Stored dataset items
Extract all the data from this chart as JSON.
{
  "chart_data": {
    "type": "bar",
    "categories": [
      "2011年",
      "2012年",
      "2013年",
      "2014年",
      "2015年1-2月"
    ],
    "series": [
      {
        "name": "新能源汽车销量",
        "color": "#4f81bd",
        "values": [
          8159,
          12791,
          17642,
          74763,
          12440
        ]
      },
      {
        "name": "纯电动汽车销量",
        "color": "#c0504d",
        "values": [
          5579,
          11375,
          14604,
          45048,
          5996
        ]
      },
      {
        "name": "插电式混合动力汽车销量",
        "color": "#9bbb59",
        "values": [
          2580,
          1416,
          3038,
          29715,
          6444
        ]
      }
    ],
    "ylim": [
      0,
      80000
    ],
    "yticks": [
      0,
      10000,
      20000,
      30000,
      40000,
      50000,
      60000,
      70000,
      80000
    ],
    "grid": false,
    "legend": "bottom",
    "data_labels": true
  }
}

What is required :: Quote all of the entries verbatim.

Exercise solution ::
Extract all the data from this chart as JSON.
{
  "chart_data": {
    "type": "bar",
    "categories": [
      "2011年",
      "2012年",
      "2013年",
      "2014年",
      "2015年1-2月"
    ],
    "series": [
      {
        "name": "新能源汽车销量",
        "color": "#4f81bd",
        "values": [
          8159,
          12791,
          17642,
          74763,
          12440
        ]
      },
      {
        "name": "纯电动汽车销量",
        "color": "#c0504d",
        "values": [
          5579,
          11375,
          14604,
          45048,
          5996
        ]
      },
      {
        "name": "插电式混合动力汽车销量",
        "color": "#9bbb59",
        "values": [
          2580,
          1416,
          3038,
          29715,
          6444
        ]
      }
    ],
    "ylim": [
      0,
      80000
    ],
    "yticks": [
      0,
      10000,
      20000,
      30000,
      40000,
      50000,
      60000,
      70000,
      80000
    ],
    "grid": false,
    "legend": "bottom",
    "data_labels": true
  }
}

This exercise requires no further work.